### Aim
Give all the lines below again, exactly, with no pictures.

* START *

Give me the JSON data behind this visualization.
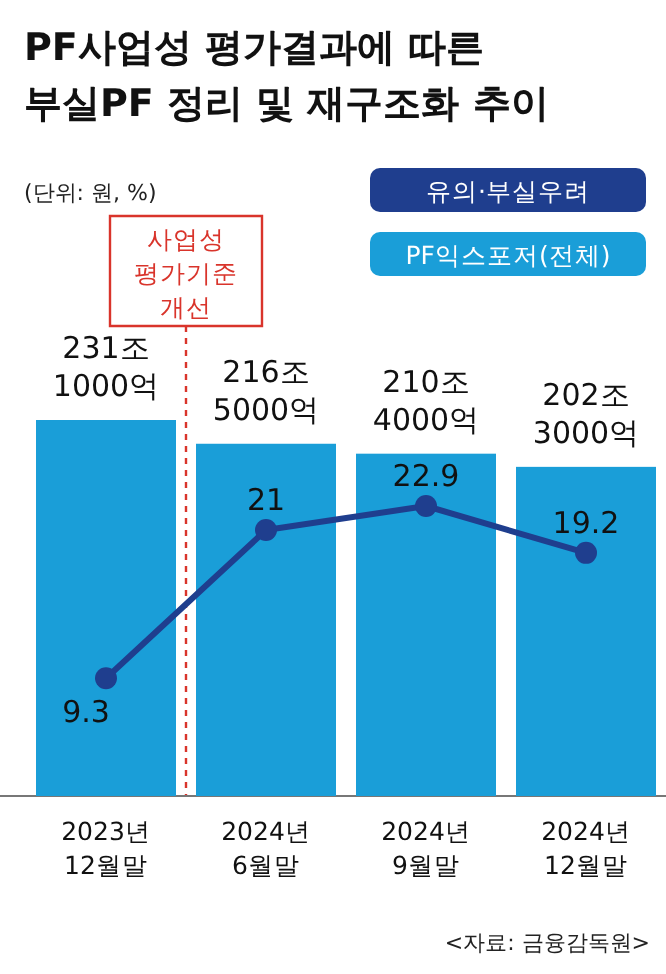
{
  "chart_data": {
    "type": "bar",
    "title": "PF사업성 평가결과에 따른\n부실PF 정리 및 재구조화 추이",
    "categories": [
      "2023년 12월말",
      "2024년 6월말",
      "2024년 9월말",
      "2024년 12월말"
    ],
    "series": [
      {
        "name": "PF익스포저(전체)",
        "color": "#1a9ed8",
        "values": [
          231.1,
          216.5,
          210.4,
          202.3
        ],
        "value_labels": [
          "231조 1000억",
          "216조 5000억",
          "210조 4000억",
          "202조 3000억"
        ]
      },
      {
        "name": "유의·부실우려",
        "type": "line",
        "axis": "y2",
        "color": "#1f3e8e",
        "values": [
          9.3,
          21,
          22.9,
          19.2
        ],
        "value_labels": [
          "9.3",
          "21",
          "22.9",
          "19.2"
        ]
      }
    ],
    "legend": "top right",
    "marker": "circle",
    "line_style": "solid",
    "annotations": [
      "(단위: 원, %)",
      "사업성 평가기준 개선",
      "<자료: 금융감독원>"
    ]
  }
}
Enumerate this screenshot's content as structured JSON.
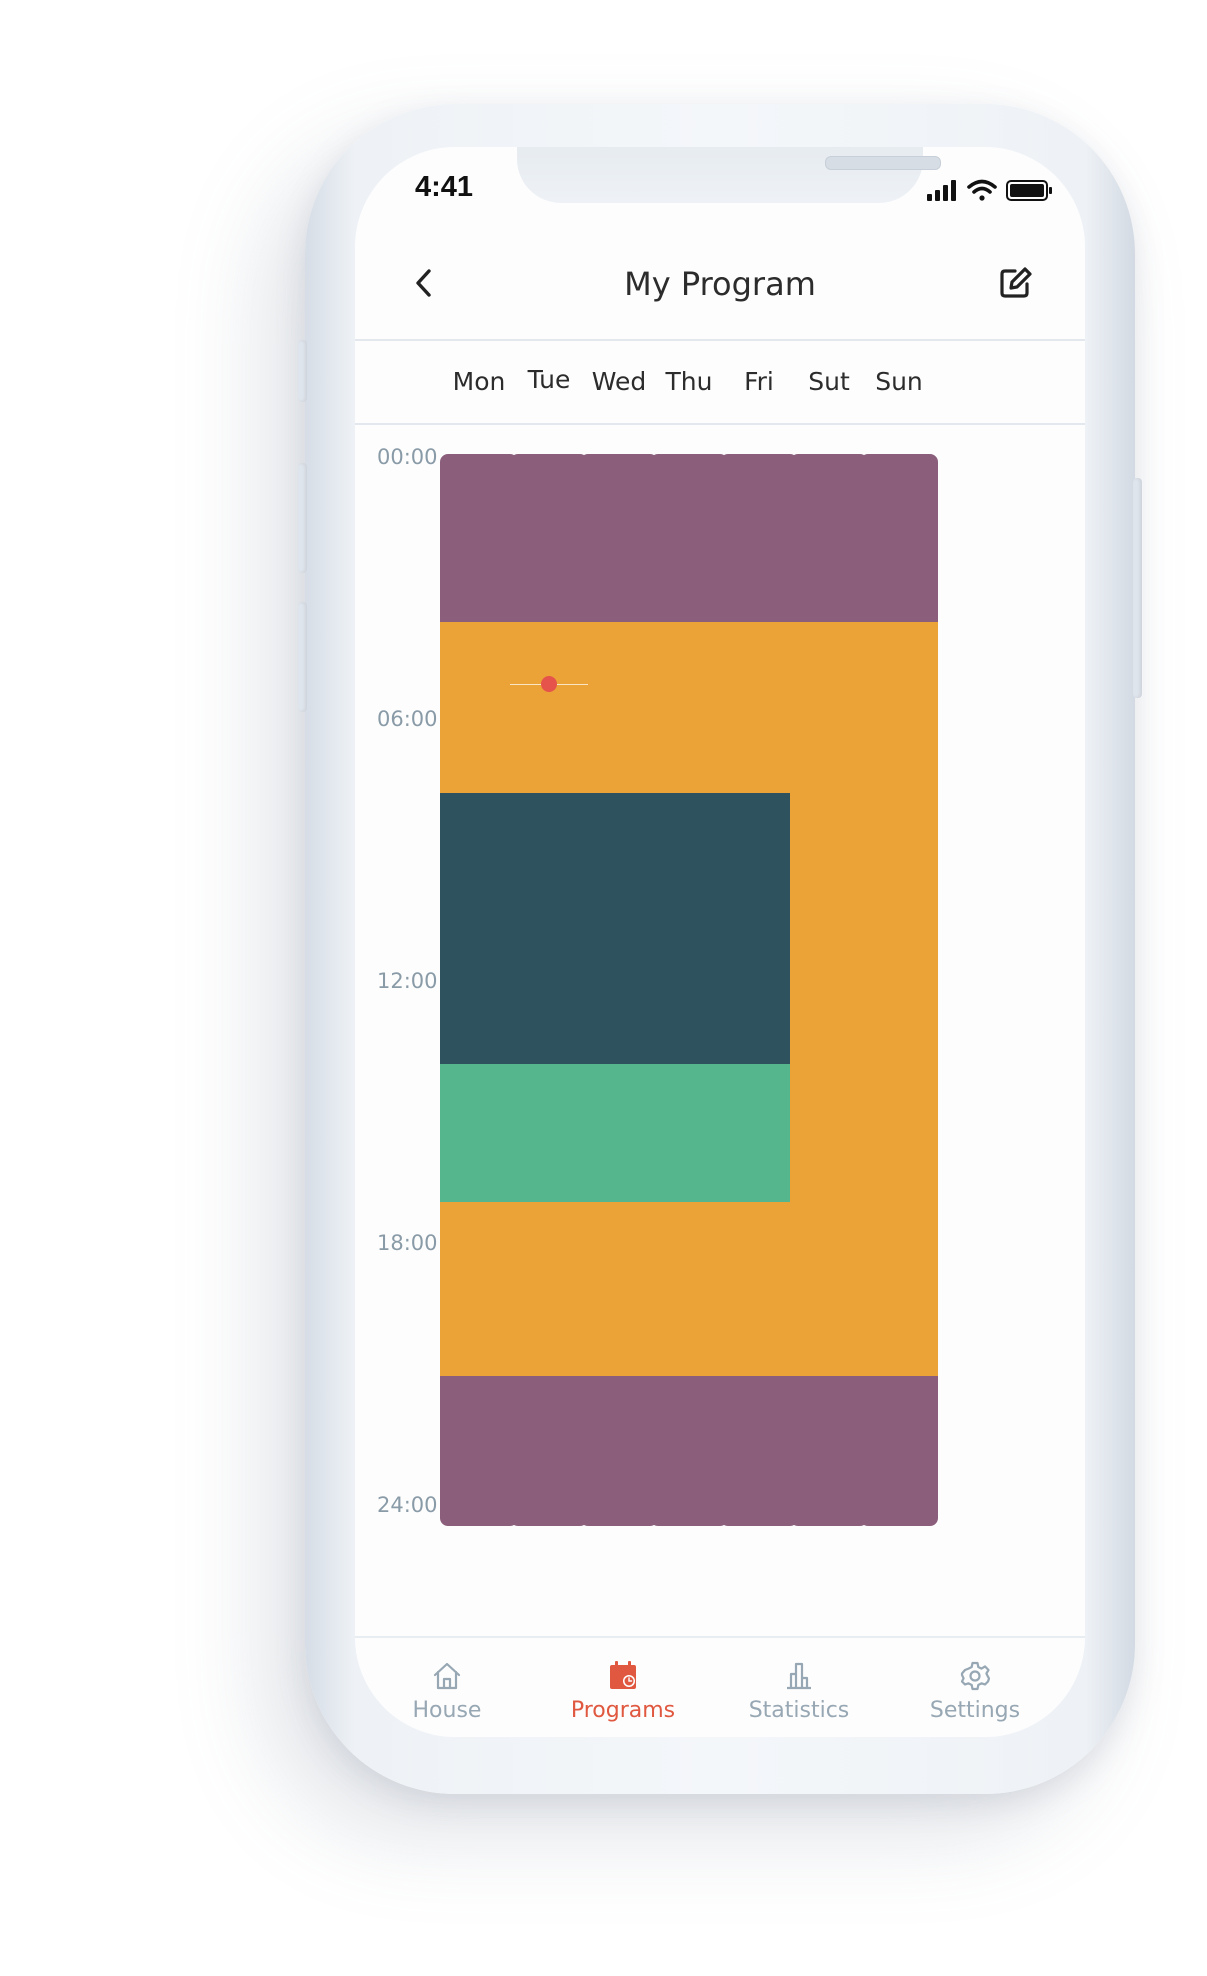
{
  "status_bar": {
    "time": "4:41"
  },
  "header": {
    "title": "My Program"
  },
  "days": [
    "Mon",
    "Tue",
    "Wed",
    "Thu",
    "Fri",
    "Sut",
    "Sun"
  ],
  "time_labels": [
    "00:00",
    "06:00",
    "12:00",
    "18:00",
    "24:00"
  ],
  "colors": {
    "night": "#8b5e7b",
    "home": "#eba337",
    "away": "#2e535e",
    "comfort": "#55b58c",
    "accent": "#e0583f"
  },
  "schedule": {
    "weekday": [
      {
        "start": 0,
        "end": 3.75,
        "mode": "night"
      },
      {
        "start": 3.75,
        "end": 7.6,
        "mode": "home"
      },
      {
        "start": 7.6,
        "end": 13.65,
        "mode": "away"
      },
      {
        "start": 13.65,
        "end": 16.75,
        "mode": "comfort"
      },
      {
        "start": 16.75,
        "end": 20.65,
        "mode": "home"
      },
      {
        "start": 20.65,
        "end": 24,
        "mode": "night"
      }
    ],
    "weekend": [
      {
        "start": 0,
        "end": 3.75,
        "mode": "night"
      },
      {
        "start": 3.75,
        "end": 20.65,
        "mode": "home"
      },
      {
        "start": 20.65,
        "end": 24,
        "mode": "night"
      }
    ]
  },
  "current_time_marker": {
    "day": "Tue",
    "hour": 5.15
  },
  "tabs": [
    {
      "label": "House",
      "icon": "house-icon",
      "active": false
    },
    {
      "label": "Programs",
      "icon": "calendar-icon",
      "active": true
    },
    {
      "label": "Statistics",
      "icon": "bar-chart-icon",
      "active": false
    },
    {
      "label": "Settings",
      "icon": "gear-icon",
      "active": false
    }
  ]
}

* END *

### Output of the task
Give me the JSON data behind this visualization.
{
  "chart_data": {
    "type": "bar",
    "title": "PF사업성 평가결과에 따른\n부실PF 정리 및 재구조화 추이",
    "categories": [
      "2023년 12월말",
      "2024년 6월말",
      "2024년 9월말",
      "2024년 12월말"
    ],
    "series": [
      {
        "name": "PF익스포저(전체)",
        "color": "#1a9ed8",
        "values": [
          231.1,
          216.5,
          210.4,
          202.3
        ],
        "value_labels": [
          "231조 1000억",
          "216조 5000억",
          "210조 4000억",
          "202조 3000억"
        ]
      },
      {
        "name": "유의·부실우려",
        "type": "line",
        "axis": "y2",
        "color": "#1f3e8e",
        "values": [
          9.3,
          21,
          22.9,
          19.2
        ],
        "value_labels": [
          "9.3",
          "21",
          "22.9",
          "19.2"
        ]
      }
    ],
    "legend": "top right",
    "marker": "circle",
    "line_style": "solid",
    "annotations": [
      "(단위: 원, %)",
      "사업성 평가기준 개선",
      "<자료: 금융감독원>"
    ]
  }
}
Enumerate this screenshot's content as structured JSON.
{
  "status_bar": {
    "time": "4:41"
  },
  "header": {
    "title": "My Program"
  },
  "days": [
    "Mon",
    "Tue",
    "Wed",
    "Thu",
    "Fri",
    "Sut",
    "Sun"
  ],
  "time_labels": [
    "00:00",
    "06:00",
    "12:00",
    "18:00",
    "24:00"
  ],
  "colors": {
    "night": "#8b5e7b",
    "home": "#eba337",
    "away": "#2e535e",
    "comfort": "#55b58c",
    "accent": "#e0583f"
  },
  "schedule": {
    "weekday": [
      {
        "start": 0,
        "end": 3.75,
        "mode": "night"
      },
      {
        "start": 3.75,
        "end": 7.6,
        "mode": "home"
      },
      {
        "start": 7.6,
        "end": 13.65,
        "mode": "away"
      },
      {
        "start": 13.65,
        "end": 16.75,
        "mode": "comfort"
      },
      {
        "start": 16.75,
        "end": 20.65,
        "mode": "home"
      },
      {
        "start": 20.65,
        "end": 24,
        "mode": "night"
      }
    ],
    "weekend": [
      {
        "start": 0,
        "end": 3.75,
        "mode": "night"
      },
      {
        "start": 3.75,
        "end": 20.65,
        "mode": "home"
      },
      {
        "start": 20.65,
        "end": 24,
        "mode": "night"
      }
    ]
  },
  "current_time_marker": {
    "day": "Tue",
    "hour": 5.15
  },
  "tabs": [
    {
      "label": "House",
      "icon": "house-icon",
      "active": false
    },
    {
      "label": "Programs",
      "icon": "calendar-icon",
      "active": true
    },
    {
      "label": "Statistics",
      "icon": "bar-chart-icon",
      "active": false
    },
    {
      "label": "Settings",
      "icon": "gear-icon",
      "active": false
    }
  ]
}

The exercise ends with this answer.